◆ Problema curto 1: Resuma em duas frases o texto sobre a busca por Deus.
◆ Problema curto 2: No texto sobre a busca por Deus, reescreva em forma de lista o parágrafo que começa com "Talvez por isso não me deixo levar", mantendo os fatos principais.

◆ Texto extraído:
=-=-=

Olhando para os lados, vendo as luzes dos semáforos, dos carros, o azul escuro da tarde virando noite, olho para cima para ver as primeiras estrelas se mostrarem, e fico me perguntando se Deus está lá. Meus amigos pessimistas de esquerda dizem que não, que o que há lá em cima não passa de um imenso infinito cheio de desesperança, e que eu deveria me preocupar em olhar ao meu redor. Meus amigos otimistas de direita dizem que sim, que ele está lá, observando, e que não interfere, pois cada um é responsável pela própria vida e cabe a si a manutenção da mesma. Eu por vezes penso que ele possa estar lá, fugindo da responsabilidade, se escondendo atrás de alguma estrela com medo de nos olhar nos olhos, desertor de sua própria criação, ou talvez seja tudo parte do tal plano, e tudo isso esteja além do meu entendimento na minha infinita ignorância humana.
Talvez por isso não me deixo levar pelas histórias bíblicas, por ídolos, e busco a divindade no que é mundano, na pureza de um sentimento verdadeiro, toda vez que ando pelas ruas, que olho para os dois lados antes de atravessar, dentro dos ônibus, sentados nas lanchonetes, procuro alguém com um brilho especial, alguém que transmita verdade, segurança, e procuro, procuro, procuro, até que me encontro de novo com todas as figuras urbanas bizarras, e o que me resta é me escorar na ideia do grande plano, e de que lá em cima ou em algum lugar, alguém olhe por mim, por nós. Amém.

=-=-=

Listagens de coordenadas das caixas:
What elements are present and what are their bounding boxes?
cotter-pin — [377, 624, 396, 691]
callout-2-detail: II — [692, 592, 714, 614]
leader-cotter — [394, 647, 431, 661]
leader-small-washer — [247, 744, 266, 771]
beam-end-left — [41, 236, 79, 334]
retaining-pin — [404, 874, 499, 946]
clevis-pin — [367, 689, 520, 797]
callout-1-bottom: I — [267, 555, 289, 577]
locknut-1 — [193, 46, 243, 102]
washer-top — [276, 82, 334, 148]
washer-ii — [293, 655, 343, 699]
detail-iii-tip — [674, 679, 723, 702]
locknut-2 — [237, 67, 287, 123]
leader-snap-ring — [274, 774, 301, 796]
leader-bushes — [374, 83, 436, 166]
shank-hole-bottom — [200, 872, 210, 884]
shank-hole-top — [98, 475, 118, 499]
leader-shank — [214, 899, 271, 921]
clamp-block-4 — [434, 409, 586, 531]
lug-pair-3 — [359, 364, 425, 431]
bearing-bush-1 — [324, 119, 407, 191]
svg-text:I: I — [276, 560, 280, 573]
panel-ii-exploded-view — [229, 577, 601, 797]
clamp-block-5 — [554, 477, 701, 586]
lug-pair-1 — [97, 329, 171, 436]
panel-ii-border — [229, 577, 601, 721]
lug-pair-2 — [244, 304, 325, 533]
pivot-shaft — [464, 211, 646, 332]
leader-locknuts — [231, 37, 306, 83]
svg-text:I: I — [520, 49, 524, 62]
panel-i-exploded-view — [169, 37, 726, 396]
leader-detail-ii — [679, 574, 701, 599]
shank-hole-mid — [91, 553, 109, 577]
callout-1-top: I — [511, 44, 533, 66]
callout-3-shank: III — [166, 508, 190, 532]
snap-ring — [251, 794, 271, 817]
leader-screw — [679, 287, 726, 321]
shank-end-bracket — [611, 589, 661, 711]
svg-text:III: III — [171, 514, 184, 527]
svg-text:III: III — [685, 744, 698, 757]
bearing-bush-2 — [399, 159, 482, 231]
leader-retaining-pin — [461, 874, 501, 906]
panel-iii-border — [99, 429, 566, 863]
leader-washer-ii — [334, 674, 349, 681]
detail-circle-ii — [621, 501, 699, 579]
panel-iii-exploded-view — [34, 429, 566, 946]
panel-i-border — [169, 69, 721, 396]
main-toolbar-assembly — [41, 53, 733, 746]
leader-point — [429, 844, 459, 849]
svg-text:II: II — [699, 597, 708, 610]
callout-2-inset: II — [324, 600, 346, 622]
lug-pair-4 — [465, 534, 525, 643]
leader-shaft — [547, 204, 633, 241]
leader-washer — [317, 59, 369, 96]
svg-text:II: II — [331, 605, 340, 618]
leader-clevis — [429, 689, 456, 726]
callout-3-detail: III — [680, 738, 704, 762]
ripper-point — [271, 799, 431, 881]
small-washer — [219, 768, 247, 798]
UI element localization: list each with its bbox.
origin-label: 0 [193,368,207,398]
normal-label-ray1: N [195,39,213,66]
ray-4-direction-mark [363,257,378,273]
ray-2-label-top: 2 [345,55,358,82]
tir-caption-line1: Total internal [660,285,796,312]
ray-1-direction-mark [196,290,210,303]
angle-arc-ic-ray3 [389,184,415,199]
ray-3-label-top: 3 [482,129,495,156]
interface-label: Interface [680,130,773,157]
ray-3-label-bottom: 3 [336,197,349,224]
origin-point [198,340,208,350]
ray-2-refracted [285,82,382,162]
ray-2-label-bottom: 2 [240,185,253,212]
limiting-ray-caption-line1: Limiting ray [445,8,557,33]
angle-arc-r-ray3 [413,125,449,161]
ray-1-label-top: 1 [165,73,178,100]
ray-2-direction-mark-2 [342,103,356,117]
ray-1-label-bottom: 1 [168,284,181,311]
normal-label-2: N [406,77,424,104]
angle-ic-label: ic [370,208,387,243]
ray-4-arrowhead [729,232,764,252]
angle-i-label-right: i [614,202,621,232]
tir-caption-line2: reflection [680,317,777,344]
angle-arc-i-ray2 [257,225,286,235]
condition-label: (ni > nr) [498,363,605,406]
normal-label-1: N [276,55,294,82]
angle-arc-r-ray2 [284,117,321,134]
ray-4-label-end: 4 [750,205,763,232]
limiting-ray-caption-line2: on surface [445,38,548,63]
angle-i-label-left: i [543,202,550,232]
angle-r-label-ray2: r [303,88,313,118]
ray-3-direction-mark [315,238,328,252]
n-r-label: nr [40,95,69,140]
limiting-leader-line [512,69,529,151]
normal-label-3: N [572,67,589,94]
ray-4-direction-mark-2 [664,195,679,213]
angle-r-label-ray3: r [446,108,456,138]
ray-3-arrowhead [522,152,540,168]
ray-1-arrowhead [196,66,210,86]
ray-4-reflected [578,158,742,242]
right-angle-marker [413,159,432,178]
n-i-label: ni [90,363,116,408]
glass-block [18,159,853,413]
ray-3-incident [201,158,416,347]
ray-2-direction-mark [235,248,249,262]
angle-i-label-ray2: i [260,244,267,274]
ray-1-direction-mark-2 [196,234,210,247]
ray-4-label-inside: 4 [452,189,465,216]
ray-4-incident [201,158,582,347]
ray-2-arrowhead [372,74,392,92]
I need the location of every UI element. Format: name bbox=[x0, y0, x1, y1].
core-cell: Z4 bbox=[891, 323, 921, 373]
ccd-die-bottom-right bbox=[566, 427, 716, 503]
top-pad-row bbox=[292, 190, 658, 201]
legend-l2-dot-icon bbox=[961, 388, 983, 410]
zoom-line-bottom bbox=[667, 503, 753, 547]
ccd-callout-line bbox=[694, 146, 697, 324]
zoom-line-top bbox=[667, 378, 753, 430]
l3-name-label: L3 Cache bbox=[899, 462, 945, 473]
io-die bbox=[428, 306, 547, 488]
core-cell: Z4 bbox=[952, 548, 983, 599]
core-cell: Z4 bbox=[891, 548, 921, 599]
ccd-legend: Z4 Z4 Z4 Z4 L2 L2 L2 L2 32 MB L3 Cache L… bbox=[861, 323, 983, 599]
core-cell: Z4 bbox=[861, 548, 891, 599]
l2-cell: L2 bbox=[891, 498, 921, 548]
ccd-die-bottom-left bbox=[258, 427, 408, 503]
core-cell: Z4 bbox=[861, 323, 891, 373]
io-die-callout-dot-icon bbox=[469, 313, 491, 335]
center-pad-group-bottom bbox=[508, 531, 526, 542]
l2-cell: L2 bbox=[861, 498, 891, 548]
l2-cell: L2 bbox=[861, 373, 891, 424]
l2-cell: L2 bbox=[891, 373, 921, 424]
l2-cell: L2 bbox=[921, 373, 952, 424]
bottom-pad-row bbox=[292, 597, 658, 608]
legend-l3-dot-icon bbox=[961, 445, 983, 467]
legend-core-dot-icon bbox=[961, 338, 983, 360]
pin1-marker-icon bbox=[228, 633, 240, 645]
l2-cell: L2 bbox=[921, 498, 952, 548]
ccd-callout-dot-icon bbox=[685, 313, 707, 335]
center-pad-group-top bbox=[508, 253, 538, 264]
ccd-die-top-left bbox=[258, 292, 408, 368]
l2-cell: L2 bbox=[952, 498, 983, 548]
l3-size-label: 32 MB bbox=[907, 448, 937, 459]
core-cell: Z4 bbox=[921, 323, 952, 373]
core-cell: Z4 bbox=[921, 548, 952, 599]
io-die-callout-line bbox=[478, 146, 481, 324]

=-=-=

◆ Solução do exercício 1: Ao entardecer, vendo surgirem as primeiras estrelas, a voz do texto se pergunta se Deus está lá em cima e relata que amigos pessimistas de esquerda dizem que não, enquanto amigos otimistas de direita dizem que sim, mas que Ele não interfere. Sem se deixar levar por histórias bíblicas ou ídolos, essa voz busca a divindade no que é mundano, procurando nas ruas alguém com um brilho especial, e, ao não encontrar, apoia-se na ideia do grande plano e de que alguém olhe por todos.

◆ Solução do exercício 2:
- Não se deixa levar por histórias bíblicas nem por ídolos.
- Busca a divindade no que é mundano, na pureza de um sentimento verdadeiro.
- Nas ruas, nos ônibus e nas lanchonetes, procura alguém com um brilho especial, que transmita verdade e segurança.
- Acaba encontrando de novo as figuras urbanas bizarras.
- Resta-lhe escorar-se na ideia do grande plano e de que, lá em cima ou em algum lugar, alguém olhe por todos.